SUPPLIED INFORMATION:
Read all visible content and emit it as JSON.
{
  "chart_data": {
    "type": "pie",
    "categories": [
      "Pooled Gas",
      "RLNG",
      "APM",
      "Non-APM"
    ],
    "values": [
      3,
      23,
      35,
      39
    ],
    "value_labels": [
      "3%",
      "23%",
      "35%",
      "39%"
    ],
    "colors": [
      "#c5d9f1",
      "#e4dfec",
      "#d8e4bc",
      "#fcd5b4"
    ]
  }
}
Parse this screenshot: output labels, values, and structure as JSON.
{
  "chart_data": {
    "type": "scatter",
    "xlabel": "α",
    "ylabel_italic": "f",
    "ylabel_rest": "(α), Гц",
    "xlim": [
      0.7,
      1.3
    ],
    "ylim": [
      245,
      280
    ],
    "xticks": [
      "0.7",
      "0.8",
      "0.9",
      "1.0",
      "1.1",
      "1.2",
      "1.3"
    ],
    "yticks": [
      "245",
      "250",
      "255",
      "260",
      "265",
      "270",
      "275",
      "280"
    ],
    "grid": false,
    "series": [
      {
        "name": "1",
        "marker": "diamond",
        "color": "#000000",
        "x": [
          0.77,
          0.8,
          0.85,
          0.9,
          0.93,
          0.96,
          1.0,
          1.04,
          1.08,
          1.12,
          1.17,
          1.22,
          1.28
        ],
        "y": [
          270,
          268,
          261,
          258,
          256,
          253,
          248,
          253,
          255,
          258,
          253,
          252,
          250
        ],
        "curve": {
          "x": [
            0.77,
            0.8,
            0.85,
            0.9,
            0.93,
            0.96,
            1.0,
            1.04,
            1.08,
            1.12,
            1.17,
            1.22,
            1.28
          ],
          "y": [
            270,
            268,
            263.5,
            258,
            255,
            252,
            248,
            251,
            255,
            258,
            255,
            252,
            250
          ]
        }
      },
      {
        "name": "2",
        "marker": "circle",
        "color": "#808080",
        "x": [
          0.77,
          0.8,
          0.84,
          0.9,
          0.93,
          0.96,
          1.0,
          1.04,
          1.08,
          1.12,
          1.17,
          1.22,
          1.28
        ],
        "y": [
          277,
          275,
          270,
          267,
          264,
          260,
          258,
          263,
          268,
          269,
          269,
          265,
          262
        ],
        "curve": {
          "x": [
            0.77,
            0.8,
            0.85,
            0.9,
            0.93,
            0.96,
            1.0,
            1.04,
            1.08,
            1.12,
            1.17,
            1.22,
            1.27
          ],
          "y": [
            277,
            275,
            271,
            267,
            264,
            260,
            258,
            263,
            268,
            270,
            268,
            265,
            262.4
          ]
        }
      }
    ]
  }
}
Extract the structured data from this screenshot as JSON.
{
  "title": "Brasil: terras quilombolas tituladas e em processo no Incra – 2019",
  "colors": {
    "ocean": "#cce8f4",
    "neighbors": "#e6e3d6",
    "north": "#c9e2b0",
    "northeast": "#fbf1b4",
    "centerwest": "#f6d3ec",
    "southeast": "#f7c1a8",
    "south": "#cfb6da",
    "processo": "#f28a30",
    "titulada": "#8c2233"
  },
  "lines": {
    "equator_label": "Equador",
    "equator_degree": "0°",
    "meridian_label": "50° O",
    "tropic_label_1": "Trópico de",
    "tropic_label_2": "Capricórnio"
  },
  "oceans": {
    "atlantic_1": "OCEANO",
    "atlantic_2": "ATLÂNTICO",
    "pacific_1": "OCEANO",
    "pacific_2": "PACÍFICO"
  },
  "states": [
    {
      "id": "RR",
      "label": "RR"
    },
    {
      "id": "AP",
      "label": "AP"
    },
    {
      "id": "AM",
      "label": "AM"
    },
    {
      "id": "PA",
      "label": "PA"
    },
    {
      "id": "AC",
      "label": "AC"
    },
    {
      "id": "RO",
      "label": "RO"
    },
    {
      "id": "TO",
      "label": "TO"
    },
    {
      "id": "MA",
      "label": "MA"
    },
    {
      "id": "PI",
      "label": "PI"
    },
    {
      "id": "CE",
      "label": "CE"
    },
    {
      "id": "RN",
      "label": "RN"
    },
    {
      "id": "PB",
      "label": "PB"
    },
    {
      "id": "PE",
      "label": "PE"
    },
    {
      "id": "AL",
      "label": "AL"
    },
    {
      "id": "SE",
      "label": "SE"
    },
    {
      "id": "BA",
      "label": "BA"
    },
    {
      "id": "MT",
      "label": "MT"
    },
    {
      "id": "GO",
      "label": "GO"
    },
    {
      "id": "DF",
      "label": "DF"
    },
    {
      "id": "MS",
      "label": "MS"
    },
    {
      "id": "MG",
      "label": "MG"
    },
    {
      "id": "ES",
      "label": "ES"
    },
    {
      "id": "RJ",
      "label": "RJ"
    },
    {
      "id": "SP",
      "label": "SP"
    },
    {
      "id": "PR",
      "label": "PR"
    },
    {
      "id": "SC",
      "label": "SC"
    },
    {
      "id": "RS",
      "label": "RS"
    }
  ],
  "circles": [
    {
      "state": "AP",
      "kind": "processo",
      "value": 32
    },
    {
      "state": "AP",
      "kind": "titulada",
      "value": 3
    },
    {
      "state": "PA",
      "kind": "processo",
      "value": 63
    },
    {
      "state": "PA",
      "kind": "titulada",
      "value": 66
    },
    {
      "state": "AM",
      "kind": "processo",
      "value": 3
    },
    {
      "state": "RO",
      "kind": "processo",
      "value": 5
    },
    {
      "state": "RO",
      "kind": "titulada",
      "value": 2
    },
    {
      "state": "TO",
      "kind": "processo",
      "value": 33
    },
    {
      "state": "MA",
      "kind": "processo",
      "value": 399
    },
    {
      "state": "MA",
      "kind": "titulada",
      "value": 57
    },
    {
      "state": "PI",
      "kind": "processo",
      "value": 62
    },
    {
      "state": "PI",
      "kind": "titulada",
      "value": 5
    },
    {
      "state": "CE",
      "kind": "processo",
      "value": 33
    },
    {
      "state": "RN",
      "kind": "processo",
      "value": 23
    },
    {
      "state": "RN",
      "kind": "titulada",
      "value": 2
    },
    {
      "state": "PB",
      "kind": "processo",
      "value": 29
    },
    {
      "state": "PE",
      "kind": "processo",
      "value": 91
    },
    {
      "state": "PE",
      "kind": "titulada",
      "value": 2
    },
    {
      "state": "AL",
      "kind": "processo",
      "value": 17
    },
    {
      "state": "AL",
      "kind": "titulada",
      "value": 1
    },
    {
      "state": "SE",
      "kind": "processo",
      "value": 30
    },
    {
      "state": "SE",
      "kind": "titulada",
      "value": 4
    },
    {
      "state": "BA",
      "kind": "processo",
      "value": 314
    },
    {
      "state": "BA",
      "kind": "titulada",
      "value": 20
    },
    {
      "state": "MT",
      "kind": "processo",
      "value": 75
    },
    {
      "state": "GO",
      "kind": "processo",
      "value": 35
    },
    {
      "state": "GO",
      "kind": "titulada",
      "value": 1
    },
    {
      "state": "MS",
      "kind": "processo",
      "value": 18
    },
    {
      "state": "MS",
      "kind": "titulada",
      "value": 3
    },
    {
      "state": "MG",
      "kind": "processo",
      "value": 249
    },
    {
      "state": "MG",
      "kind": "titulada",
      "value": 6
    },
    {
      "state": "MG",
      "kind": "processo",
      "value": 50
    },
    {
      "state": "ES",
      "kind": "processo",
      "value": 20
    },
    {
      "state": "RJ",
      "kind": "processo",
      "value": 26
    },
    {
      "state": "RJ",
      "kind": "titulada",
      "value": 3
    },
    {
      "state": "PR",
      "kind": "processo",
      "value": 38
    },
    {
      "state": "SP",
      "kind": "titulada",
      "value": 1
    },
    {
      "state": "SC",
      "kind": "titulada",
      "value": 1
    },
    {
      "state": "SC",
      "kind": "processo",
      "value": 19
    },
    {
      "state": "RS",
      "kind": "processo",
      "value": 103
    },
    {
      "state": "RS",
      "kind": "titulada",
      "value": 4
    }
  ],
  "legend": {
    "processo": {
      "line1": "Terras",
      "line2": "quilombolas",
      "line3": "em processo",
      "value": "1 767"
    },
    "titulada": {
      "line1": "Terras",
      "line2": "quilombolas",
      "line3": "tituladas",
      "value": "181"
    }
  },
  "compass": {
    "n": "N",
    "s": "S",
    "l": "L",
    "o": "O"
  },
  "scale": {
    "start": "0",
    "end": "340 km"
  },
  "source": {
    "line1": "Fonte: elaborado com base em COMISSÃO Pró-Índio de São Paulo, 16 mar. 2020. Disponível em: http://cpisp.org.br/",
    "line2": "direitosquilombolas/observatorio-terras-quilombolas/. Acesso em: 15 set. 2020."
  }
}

WRITTEN EXERCISE:
In the records above, locate each line with the word "screenshot". Copy all such lines.

EXERCISE OUTPUT:
Parse this screenshot: output labels, values, and structure as JSON.
Extract the structured data from this screenshot as JSON.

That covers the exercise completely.